Excerpted data:
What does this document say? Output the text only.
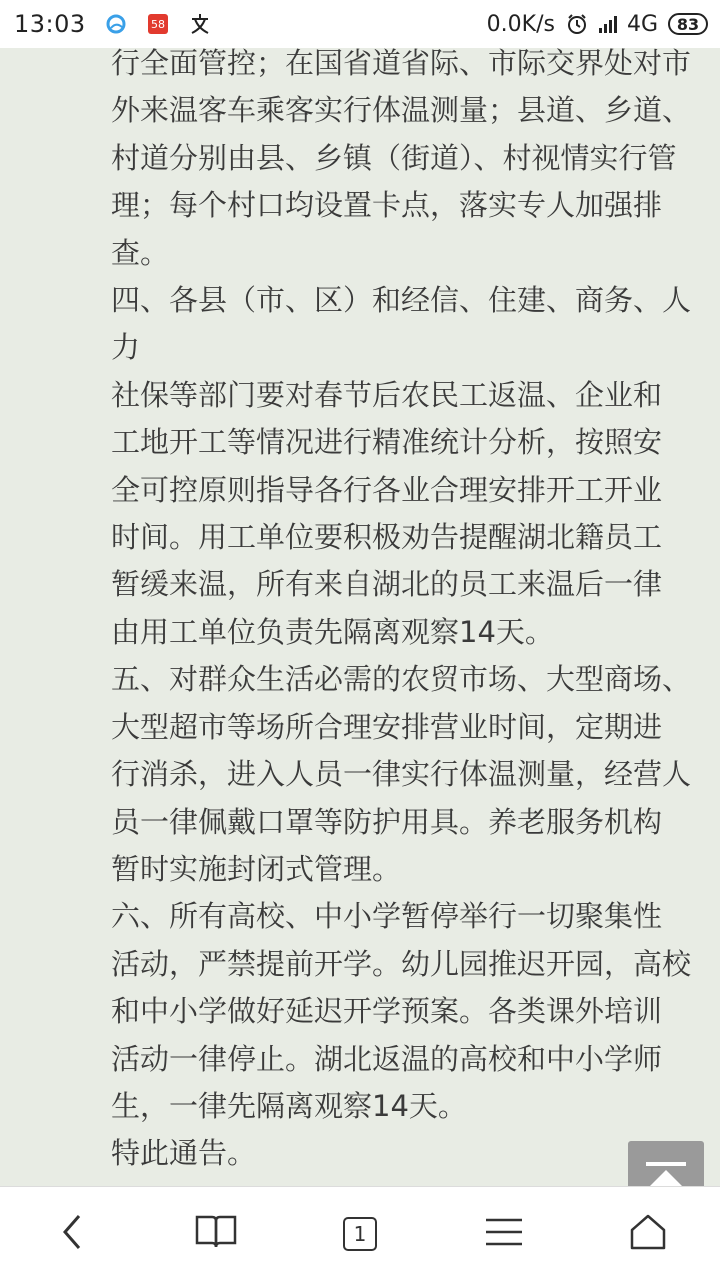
13:03	58	0.0K/s	4G 83

行全面管控；在国省道省际、市际交界处对市

外来温客车乘客实行体温测量；县道、乡道、

村道分别由县、乡镇（街道）、村视情实行管

理；每个村口均设置卡点，落实专人加强排

查。

四、各县（市、区）和经信、住建、商务、人力

社保等部门要对春节后农民工返温、企业和

工地开工等情况进行精准统计分析，按照安

全可控原则指导各行各业合理安排开工开业

时间。用工单位要积极劝告提醒湖北籍员工

暂缓来温，所有来自湖北的员工来温后一律

由用工单位负责先隔离观察14天。

五、对群众生活必需的农贸市场、大型商场、

大型超市等场所合理安排营业时间，定期进

行消杀，进入人员一律实行体温测量，经营人

员一律佩戴口罩等防护用具。养老服务机构

暂时实施封闭式管理。

六、所有高校、中小学暂停举行一切聚集性

活动，严禁提前开学。幼儿园推迟开园，高校

和中小学做好延迟开学预案。各类课外培训

活动一律停止。湖北返温的高校和中小学师

生，一律先隔离观察14天。

特此通告。

1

What is needed: Copy each line exactly, and leave the pictures out of your copy.

Exercise response:
What does this document say? Output the text only.
13:03	58	0.0K/s	4G 83

行全面管控；在国省道省际、市际交界处对市

外来温客车乘客实行体温测量；县道、乡道、

村道分别由县、乡镇（街道）、村视情实行管

理；每个村口均设置卡点，落实专人加强排

查。

四、各县（市、区）和经信、住建、商务、人力

社保等部门要对春节后农民工返温、企业和

工地开工等情况进行精准统计分析，按照安

全可控原则指导各行各业合理安排开工开业

时间。用工单位要积极劝告提醒湖北籍员工

暂缓来温，所有来自湖北的员工来温后一律

由用工单位负责先隔离观察14天。

五、对群众生活必需的农贸市场、大型商场、

大型超市等场所合理安排营业时间，定期进

行消杀，进入人员一律实行体温测量，经营人

员一律佩戴口罩等防护用具。养老服务机构

暂时实施封闭式管理。

六、所有高校、中小学暂停举行一切聚集性

活动，严禁提前开学。幼儿园推迟开园，高校

和中小学做好延迟开学预案。各类课外培训

活动一律停止。湖北返温的高校和中小学师

生，一律先隔离观察14天。

特此通告。

1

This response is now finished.